== AIM ==
Each entry below should be written out exactly as it is, with no pictures.

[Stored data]

━━━━━━━━━━

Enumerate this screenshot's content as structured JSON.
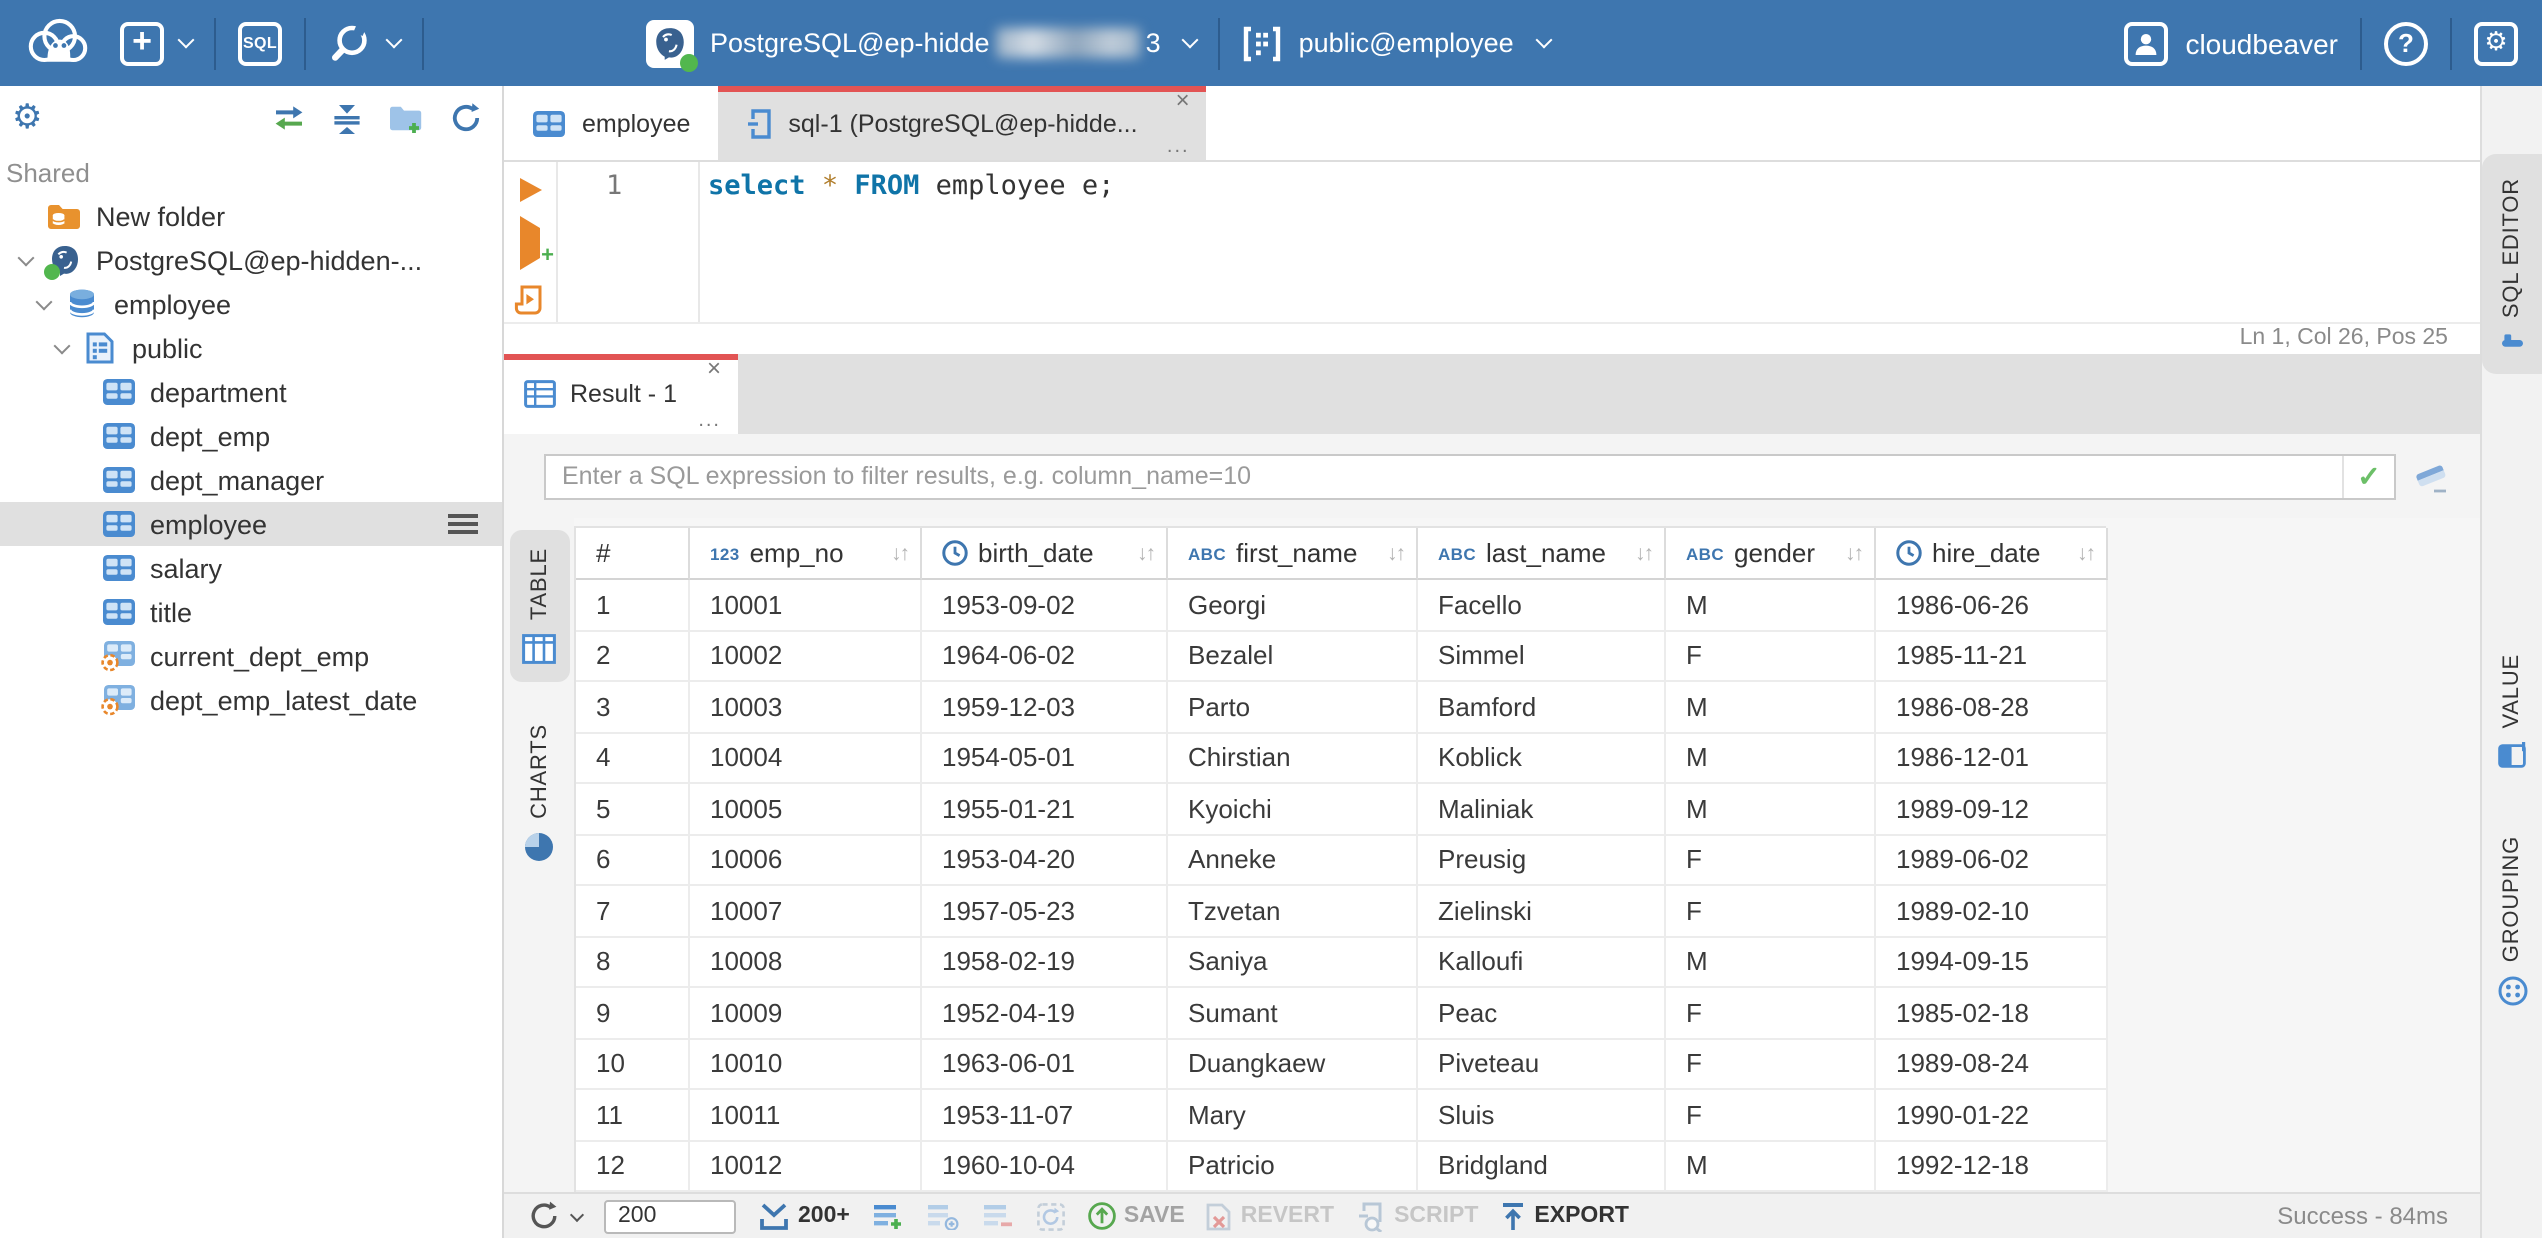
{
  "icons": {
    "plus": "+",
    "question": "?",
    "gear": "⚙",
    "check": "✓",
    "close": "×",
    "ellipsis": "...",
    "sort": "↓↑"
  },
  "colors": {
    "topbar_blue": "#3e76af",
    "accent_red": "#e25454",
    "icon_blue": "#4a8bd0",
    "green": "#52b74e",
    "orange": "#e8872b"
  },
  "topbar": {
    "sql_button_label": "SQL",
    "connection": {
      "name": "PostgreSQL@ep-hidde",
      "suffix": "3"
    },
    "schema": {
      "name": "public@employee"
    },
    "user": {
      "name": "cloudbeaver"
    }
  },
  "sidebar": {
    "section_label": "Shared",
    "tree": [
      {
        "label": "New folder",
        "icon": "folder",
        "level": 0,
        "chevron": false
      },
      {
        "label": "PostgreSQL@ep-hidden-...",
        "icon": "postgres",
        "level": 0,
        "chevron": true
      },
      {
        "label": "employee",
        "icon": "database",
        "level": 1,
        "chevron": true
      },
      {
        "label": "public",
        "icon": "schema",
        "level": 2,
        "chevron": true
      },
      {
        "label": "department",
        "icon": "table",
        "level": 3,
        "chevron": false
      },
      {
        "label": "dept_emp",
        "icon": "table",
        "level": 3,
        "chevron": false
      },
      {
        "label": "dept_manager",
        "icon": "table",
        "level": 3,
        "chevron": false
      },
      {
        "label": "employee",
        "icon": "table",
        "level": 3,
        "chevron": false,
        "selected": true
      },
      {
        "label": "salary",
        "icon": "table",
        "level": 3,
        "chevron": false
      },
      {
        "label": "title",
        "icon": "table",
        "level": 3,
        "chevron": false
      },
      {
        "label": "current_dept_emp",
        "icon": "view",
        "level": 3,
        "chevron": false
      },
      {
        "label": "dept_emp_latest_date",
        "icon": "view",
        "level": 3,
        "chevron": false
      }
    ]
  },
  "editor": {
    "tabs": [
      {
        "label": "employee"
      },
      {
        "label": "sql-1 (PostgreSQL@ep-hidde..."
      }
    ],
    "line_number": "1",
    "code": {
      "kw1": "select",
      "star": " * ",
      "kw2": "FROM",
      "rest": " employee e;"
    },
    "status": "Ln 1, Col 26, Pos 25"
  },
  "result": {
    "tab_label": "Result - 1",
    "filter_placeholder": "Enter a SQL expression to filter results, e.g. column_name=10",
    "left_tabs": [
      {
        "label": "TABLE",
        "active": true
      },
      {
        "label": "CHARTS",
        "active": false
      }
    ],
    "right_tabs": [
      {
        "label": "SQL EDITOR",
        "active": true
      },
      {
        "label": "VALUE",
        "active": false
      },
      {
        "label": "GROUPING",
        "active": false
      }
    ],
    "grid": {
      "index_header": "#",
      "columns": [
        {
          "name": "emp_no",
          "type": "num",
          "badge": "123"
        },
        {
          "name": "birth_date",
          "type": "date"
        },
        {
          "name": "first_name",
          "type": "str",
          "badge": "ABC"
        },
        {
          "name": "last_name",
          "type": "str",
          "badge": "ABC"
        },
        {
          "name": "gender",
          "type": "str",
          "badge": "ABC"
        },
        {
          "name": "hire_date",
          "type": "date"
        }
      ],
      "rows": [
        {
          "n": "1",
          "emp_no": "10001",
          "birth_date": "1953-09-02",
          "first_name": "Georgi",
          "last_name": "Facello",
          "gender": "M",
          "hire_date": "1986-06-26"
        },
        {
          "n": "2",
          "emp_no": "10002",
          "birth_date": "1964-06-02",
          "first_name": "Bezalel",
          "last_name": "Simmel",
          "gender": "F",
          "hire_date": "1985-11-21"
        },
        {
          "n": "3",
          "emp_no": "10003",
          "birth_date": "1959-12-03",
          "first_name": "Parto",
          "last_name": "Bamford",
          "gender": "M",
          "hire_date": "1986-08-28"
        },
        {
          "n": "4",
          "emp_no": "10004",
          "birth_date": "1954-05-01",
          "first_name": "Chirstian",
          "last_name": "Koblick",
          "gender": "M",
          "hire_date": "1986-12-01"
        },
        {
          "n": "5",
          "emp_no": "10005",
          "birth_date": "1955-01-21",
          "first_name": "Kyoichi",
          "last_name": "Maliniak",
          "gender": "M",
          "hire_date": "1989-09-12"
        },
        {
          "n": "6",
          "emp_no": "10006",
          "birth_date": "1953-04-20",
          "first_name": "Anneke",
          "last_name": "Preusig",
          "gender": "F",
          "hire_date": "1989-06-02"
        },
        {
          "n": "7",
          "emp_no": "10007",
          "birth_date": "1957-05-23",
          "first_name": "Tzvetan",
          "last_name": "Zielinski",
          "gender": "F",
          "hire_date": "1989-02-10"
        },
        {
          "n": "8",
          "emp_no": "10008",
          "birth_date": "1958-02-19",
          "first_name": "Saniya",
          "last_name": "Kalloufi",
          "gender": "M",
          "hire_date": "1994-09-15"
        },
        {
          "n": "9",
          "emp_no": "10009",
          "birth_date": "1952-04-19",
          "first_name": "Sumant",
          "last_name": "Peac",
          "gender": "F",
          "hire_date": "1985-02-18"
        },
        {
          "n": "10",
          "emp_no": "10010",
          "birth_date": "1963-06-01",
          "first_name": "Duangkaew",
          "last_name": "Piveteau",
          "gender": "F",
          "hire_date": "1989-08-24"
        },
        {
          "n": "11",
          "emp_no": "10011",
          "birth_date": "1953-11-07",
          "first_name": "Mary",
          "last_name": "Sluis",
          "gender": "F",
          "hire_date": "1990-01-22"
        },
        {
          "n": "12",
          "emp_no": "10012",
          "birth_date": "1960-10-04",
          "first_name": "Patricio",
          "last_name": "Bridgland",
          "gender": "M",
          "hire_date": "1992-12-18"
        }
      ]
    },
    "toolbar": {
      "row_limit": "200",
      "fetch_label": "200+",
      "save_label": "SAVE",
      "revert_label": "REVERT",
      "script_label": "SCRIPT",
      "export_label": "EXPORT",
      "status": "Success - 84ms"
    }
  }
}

━━━━━━━━━━

== TASK RESULT ==
Enumerate this screenshot's content as structured JSON.
{
  "icons": {
    "plus": "+",
    "question": "?",
    "gear": "⚙",
    "check": "✓",
    "close": "×",
    "ellipsis": "...",
    "sort": "↓↑"
  },
  "colors": {
    "topbar_blue": "#3e76af",
    "accent_red": "#e25454",
    "icon_blue": "#4a8bd0",
    "green": "#52b74e",
    "orange": "#e8872b"
  },
  "topbar": {
    "sql_button_label": "SQL",
    "connection": {
      "name": "PostgreSQL@ep-hidde",
      "suffix": "3"
    },
    "schema": {
      "name": "public@employee"
    },
    "user": {
      "name": "cloudbeaver"
    }
  },
  "sidebar": {
    "section_label": "Shared",
    "tree": [
      {
        "label": "New folder",
        "icon": "folder",
        "level": 0,
        "chevron": false
      },
      {
        "label": "PostgreSQL@ep-hidden-...",
        "icon": "postgres",
        "level": 0,
        "chevron": true
      },
      {
        "label": "employee",
        "icon": "database",
        "level": 1,
        "chevron": true
      },
      {
        "label": "public",
        "icon": "schema",
        "level": 2,
        "chevron": true
      },
      {
        "label": "department",
        "icon": "table",
        "level": 3,
        "chevron": false
      },
      {
        "label": "dept_emp",
        "icon": "table",
        "level": 3,
        "chevron": false
      },
      {
        "label": "dept_manager",
        "icon": "table",
        "level": 3,
        "chevron": false
      },
      {
        "label": "employee",
        "icon": "table",
        "level": 3,
        "chevron": false,
        "selected": true
      },
      {
        "label": "salary",
        "icon": "table",
        "level": 3,
        "chevron": false
      },
      {
        "label": "title",
        "icon": "table",
        "level": 3,
        "chevron": false
      },
      {
        "label": "current_dept_emp",
        "icon": "view",
        "level": 3,
        "chevron": false
      },
      {
        "label": "dept_emp_latest_date",
        "icon": "view",
        "level": 3,
        "chevron": false
      }
    ]
  },
  "editor": {
    "tabs": [
      {
        "label": "employee"
      },
      {
        "label": "sql-1 (PostgreSQL@ep-hidde..."
      }
    ],
    "line_number": "1",
    "code": {
      "kw1": "select",
      "star": " * ",
      "kw2": "FROM",
      "rest": " employee e;"
    },
    "status": "Ln 1, Col 26, Pos 25"
  },
  "result": {
    "tab_label": "Result - 1",
    "filter_placeholder": "Enter a SQL expression to filter results, e.g. column_name=10",
    "left_tabs": [
      {
        "label": "TABLE",
        "active": true
      },
      {
        "label": "CHARTS",
        "active": false
      }
    ],
    "right_tabs": [
      {
        "label": "SQL EDITOR",
        "active": true
      },
      {
        "label": "VALUE",
        "active": false
      },
      {
        "label": "GROUPING",
        "active": false
      }
    ],
    "grid": {
      "index_header": "#",
      "columns": [
        {
          "name": "emp_no",
          "type": "num",
          "badge": "123"
        },
        {
          "name": "birth_date",
          "type": "date"
        },
        {
          "name": "first_name",
          "type": "str",
          "badge": "ABC"
        },
        {
          "name": "last_name",
          "type": "str",
          "badge": "ABC"
        },
        {
          "name": "gender",
          "type": "str",
          "badge": "ABC"
        },
        {
          "name": "hire_date",
          "type": "date"
        }
      ],
      "rows": [
        {
          "n": "1",
          "emp_no": "10001",
          "birth_date": "1953-09-02",
          "first_name": "Georgi",
          "last_name": "Facello",
          "gender": "M",
          "hire_date": "1986-06-26"
        },
        {
          "n": "2",
          "emp_no": "10002",
          "birth_date": "1964-06-02",
          "first_name": "Bezalel",
          "last_name": "Simmel",
          "gender": "F",
          "hire_date": "1985-11-21"
        },
        {
          "n": "3",
          "emp_no": "10003",
          "birth_date": "1959-12-03",
          "first_name": "Parto",
          "last_name": "Bamford",
          "gender": "M",
          "hire_date": "1986-08-28"
        },
        {
          "n": "4",
          "emp_no": "10004",
          "birth_date": "1954-05-01",
          "first_name": "Chirstian",
          "last_name": "Koblick",
          "gender": "M",
          "hire_date": "1986-12-01"
        },
        {
          "n": "5",
          "emp_no": "10005",
          "birth_date": "1955-01-21",
          "first_name": "Kyoichi",
          "last_name": "Maliniak",
          "gender": "M",
          "hire_date": "1989-09-12"
        },
        {
          "n": "6",
          "emp_no": "10006",
          "birth_date": "1953-04-20",
          "first_name": "Anneke",
          "last_name": "Preusig",
          "gender": "F",
          "hire_date": "1989-06-02"
        },
        {
          "n": "7",
          "emp_no": "10007",
          "birth_date": "1957-05-23",
          "first_name": "Tzvetan",
          "last_name": "Zielinski",
          "gender": "F",
          "hire_date": "1989-02-10"
        },
        {
          "n": "8",
          "emp_no": "10008",
          "birth_date": "1958-02-19",
          "first_name": "Saniya",
          "last_name": "Kalloufi",
          "gender": "M",
          "hire_date": "1994-09-15"
        },
        {
          "n": "9",
          "emp_no": "10009",
          "birth_date": "1952-04-19",
          "first_name": "Sumant",
          "last_name": "Peac",
          "gender": "F",
          "hire_date": "1985-02-18"
        },
        {
          "n": "10",
          "emp_no": "10010",
          "birth_date": "1963-06-01",
          "first_name": "Duangkaew",
          "last_name": "Piveteau",
          "gender": "F",
          "hire_date": "1989-08-24"
        },
        {
          "n": "11",
          "emp_no": "10011",
          "birth_date": "1953-11-07",
          "first_name": "Mary",
          "last_name": "Sluis",
          "gender": "F",
          "hire_date": "1990-01-22"
        },
        {
          "n": "12",
          "emp_no": "10012",
          "birth_date": "1960-10-04",
          "first_name": "Patricio",
          "last_name": "Bridgland",
          "gender": "M",
          "hire_date": "1992-12-18"
        }
      ]
    },
    "toolbar": {
      "row_limit": "200",
      "fetch_label": "200+",
      "save_label": "SAVE",
      "revert_label": "REVERT",
      "script_label": "SCRIPT",
      "export_label": "EXPORT",
      "status": "Success - 84ms"
    }
  }
}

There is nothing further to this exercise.